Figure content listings
*****

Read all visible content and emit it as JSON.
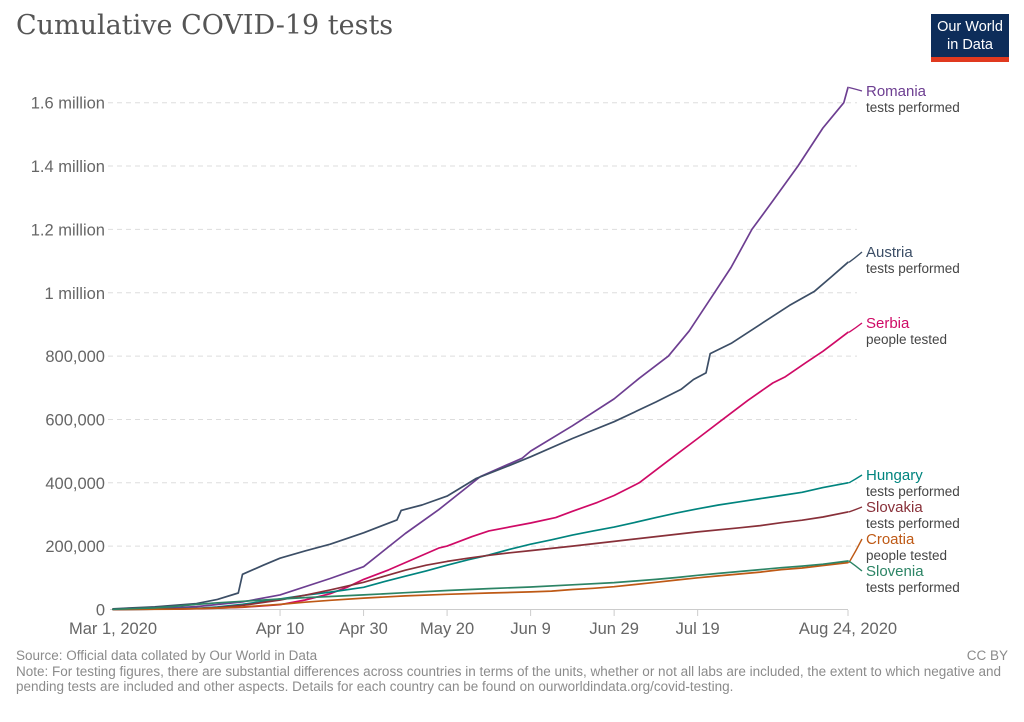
{
  "header": {
    "title": "Cumulative COVID-19 tests",
    "logo": {
      "line1": "Our World",
      "line2": "in Data"
    }
  },
  "colors": {
    "logo_background": "#0d2d5a",
    "logo_underline": "#e0391f",
    "gridline": "#dddddd",
    "axis_line": "#cccccc",
    "tick_text": "#666666",
    "title_text": "#555555",
    "footer_text": "#8b8b8b",
    "series_unit_text": "#454545"
  },
  "footer": {
    "source": "Source: Official data collated by Our World in Data",
    "license": "CC BY",
    "note": "Note: For testing figures, there are substantial differences across countries in terms of the units, whether or not all labs are included, the extent to which negative and pending tests are included and other aspects. Details for each country can be found on ourworldindata.org/covid-testing."
  },
  "chart_data": {
    "type": "line",
    "title": "Cumulative COVID-19 tests",
    "grid": "horizontal-dashed",
    "legend_position": "right-of-line-ends",
    "x_axis": {
      "unit": "days since Mar 1, 2020",
      "range": [
        0,
        176
      ],
      "ticks": [
        {
          "day": 0,
          "label": "Mar 1, 2020"
        },
        {
          "day": 40,
          "label": "Apr 10"
        },
        {
          "day": 60,
          "label": "Apr 30"
        },
        {
          "day": 80,
          "label": "May 20"
        },
        {
          "day": 100,
          "label": "Jun 9"
        },
        {
          "day": 120,
          "label": "Jun 29"
        },
        {
          "day": 140,
          "label": "Jul 19"
        },
        {
          "day": 176,
          "label": "Aug 24, 2020"
        }
      ]
    },
    "y_axis": {
      "range": [
        0,
        1660000
      ],
      "ticks": [
        {
          "value": 0,
          "label": "0"
        },
        {
          "value": 200000,
          "label": "200,000"
        },
        {
          "value": 400000,
          "label": "400,000"
        },
        {
          "value": 600000,
          "label": "600,000"
        },
        {
          "value": 800000,
          "label": "800,000"
        },
        {
          "value": 1000000,
          "label": "1 million"
        },
        {
          "value": 1200000,
          "label": "1.2 million"
        },
        {
          "value": 1400000,
          "label": "1.4 million"
        },
        {
          "value": 1600000,
          "label": "1.6 million"
        }
      ]
    },
    "series": [
      {
        "name": "Romania",
        "unit": "tests performed",
        "color": "#6D3E91",
        "points": [
          [
            0,
            200
          ],
          [
            10,
            2500
          ],
          [
            20,
            9000
          ],
          [
            31,
            24000
          ],
          [
            40,
            46000
          ],
          [
            52,
            98000
          ],
          [
            60,
            135000
          ],
          [
            70,
            240000
          ],
          [
            78,
            315000
          ],
          [
            88,
            420000
          ],
          [
            98,
            478000
          ],
          [
            100,
            500000
          ],
          [
            110,
            580000
          ],
          [
            120,
            665000
          ],
          [
            126,
            730000
          ],
          [
            133,
            800000
          ],
          [
            138,
            880000
          ],
          [
            144,
            1000000
          ],
          [
            148,
            1080000
          ],
          [
            153,
            1200000
          ],
          [
            158,
            1290000
          ],
          [
            164,
            1400000
          ],
          [
            170,
            1520000
          ],
          [
            175,
            1600000
          ],
          [
            176,
            1648000
          ]
        ]
      },
      {
        "name": "Austria",
        "unit": "tests performed",
        "color": "#3C4E66",
        "points": [
          [
            0,
            2100
          ],
          [
            10,
            8500
          ],
          [
            20,
            18500
          ],
          [
            25,
            32000
          ],
          [
            30,
            52000
          ],
          [
            31,
            111000
          ],
          [
            36,
            140000
          ],
          [
            40,
            162000
          ],
          [
            46,
            185000
          ],
          [
            52,
            206000
          ],
          [
            60,
            242000
          ],
          [
            68,
            283000
          ],
          [
            69,
            313000
          ],
          [
            74,
            330000
          ],
          [
            80,
            358000
          ],
          [
            87,
            414000
          ],
          [
            94,
            450000
          ],
          [
            100,
            482000
          ],
          [
            110,
            540000
          ],
          [
            120,
            593000
          ],
          [
            130,
            655000
          ],
          [
            136,
            695000
          ],
          [
            139,
            726000
          ],
          [
            142,
            747000
          ],
          [
            143,
            808000
          ],
          [
            148,
            840000
          ],
          [
            155,
            900000
          ],
          [
            162,
            960000
          ],
          [
            168,
            1005000
          ],
          [
            172,
            1050000
          ],
          [
            176,
            1096000
          ]
        ]
      },
      {
        "name": "Serbia",
        "unit": "people tested",
        "color": "#CF0A66",
        "points": [
          [
            0,
            300
          ],
          [
            15,
            1500
          ],
          [
            25,
            4000
          ],
          [
            31,
            7000
          ],
          [
            40,
            15000
          ],
          [
            46,
            30000
          ],
          [
            52,
            50000
          ],
          [
            56,
            70000
          ],
          [
            60,
            95000
          ],
          [
            66,
            125000
          ],
          [
            70,
            148000
          ],
          [
            78,
            194000
          ],
          [
            80,
            200000
          ],
          [
            86,
            230000
          ],
          [
            90,
            248000
          ],
          [
            100,
            273000
          ],
          [
            106,
            290000
          ],
          [
            110,
            310000
          ],
          [
            116,
            338000
          ],
          [
            120,
            360000
          ],
          [
            126,
            400000
          ],
          [
            133,
            470000
          ],
          [
            140,
            540000
          ],
          [
            146,
            600000
          ],
          [
            152,
            660000
          ],
          [
            158,
            715000
          ],
          [
            161,
            735000
          ],
          [
            166,
            780000
          ],
          [
            170,
            815000
          ],
          [
            173,
            845000
          ],
          [
            176,
            875000
          ]
        ]
      },
      {
        "name": "Hungary",
        "unit": "tests performed",
        "color": "#00847E",
        "points": [
          [
            0,
            150
          ],
          [
            10,
            1200
          ],
          [
            20,
            3500
          ],
          [
            25,
            8000
          ],
          [
            31,
            16000
          ],
          [
            40,
            33000
          ],
          [
            46,
            45000
          ],
          [
            52,
            55000
          ],
          [
            60,
            70000
          ],
          [
            65,
            88000
          ],
          [
            70,
            105000
          ],
          [
            75,
            122000
          ],
          [
            80,
            140000
          ],
          [
            85,
            157000
          ],
          [
            90,
            172000
          ],
          [
            95,
            190000
          ],
          [
            100,
            206000
          ],
          [
            105,
            220000
          ],
          [
            110,
            235000
          ],
          [
            115,
            248000
          ],
          [
            120,
            260000
          ],
          [
            125,
            275000
          ],
          [
            130,
            290000
          ],
          [
            135,
            305000
          ],
          [
            140,
            318000
          ],
          [
            145,
            330000
          ],
          [
            150,
            340000
          ],
          [
            155,
            350000
          ],
          [
            160,
            360000
          ],
          [
            165,
            370000
          ],
          [
            170,
            385000
          ],
          [
            176,
            400000
          ]
        ]
      },
      {
        "name": "Slovakia",
        "unit": "tests performed",
        "color": "#883039",
        "points": [
          [
            0,
            100
          ],
          [
            10,
            1000
          ],
          [
            20,
            2800
          ],
          [
            25,
            6000
          ],
          [
            31,
            13000
          ],
          [
            40,
            30000
          ],
          [
            46,
            45000
          ],
          [
            52,
            62000
          ],
          [
            60,
            86000
          ],
          [
            65,
            105000
          ],
          [
            70,
            124000
          ],
          [
            75,
            140000
          ],
          [
            80,
            152000
          ],
          [
            85,
            162000
          ],
          [
            90,
            171000
          ],
          [
            95,
            179000
          ],
          [
            100,
            186000
          ],
          [
            110,
            200000
          ],
          [
            120,
            215000
          ],
          [
            130,
            230000
          ],
          [
            140,
            245000
          ],
          [
            150,
            258000
          ],
          [
            155,
            265000
          ],
          [
            160,
            274000
          ],
          [
            165,
            282000
          ],
          [
            170,
            292000
          ],
          [
            176,
            308000
          ]
        ]
      },
      {
        "name": "Croatia",
        "unit": "people tested",
        "color": "#BE5915",
        "points": [
          [
            0,
            200
          ],
          [
            15,
            1000
          ],
          [
            25,
            4500
          ],
          [
            31,
            8000
          ],
          [
            40,
            16000
          ],
          [
            46,
            23000
          ],
          [
            52,
            29000
          ],
          [
            60,
            36000
          ],
          [
            70,
            43000
          ],
          [
            80,
            48000
          ],
          [
            90,
            52000
          ],
          [
            100,
            55500
          ],
          [
            105,
            58000
          ],
          [
            110,
            63000
          ],
          [
            115,
            67000
          ],
          [
            120,
            72000
          ],
          [
            125,
            79000
          ],
          [
            130,
            86000
          ],
          [
            135,
            93000
          ],
          [
            140,
            100000
          ],
          [
            145,
            106000
          ],
          [
            150,
            112000
          ],
          [
            155,
            118000
          ],
          [
            160,
            126000
          ],
          [
            165,
            131000
          ],
          [
            170,
            139000
          ],
          [
            176,
            148000
          ]
        ]
      },
      {
        "name": "Slovenia",
        "unit": "tests performed",
        "color": "#2C8465",
        "points": [
          [
            0,
            500
          ],
          [
            10,
            5000
          ],
          [
            15,
            10000
          ],
          [
            20,
            16000
          ],
          [
            25,
            21000
          ],
          [
            31,
            26000
          ],
          [
            40,
            33000
          ],
          [
            46,
            37500
          ],
          [
            52,
            41000
          ],
          [
            60,
            46000
          ],
          [
            70,
            53000
          ],
          [
            80,
            60000
          ],
          [
            90,
            66000
          ],
          [
            100,
            71000
          ],
          [
            110,
            78000
          ],
          [
            120,
            85000
          ],
          [
            125,
            90000
          ],
          [
            130,
            95000
          ],
          [
            135,
            101000
          ],
          [
            140,
            108000
          ],
          [
            145,
            114000
          ],
          [
            150,
            120000
          ],
          [
            155,
            126000
          ],
          [
            160,
            132000
          ],
          [
            165,
            137000
          ],
          [
            170,
            143000
          ],
          [
            176,
            153000
          ]
        ]
      }
    ]
  }
}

*****

* _Task objective_
Reproduce every line from the entries that holds the word "value".

* _Result below_
          "value": 0,
          "value": 200000,
          "value": 400000,
          "value": 600000,
          "value": 800000,
          "value": 1000000,
          "value": 1200000,
          "value": 1400000,
          "value": 1600000,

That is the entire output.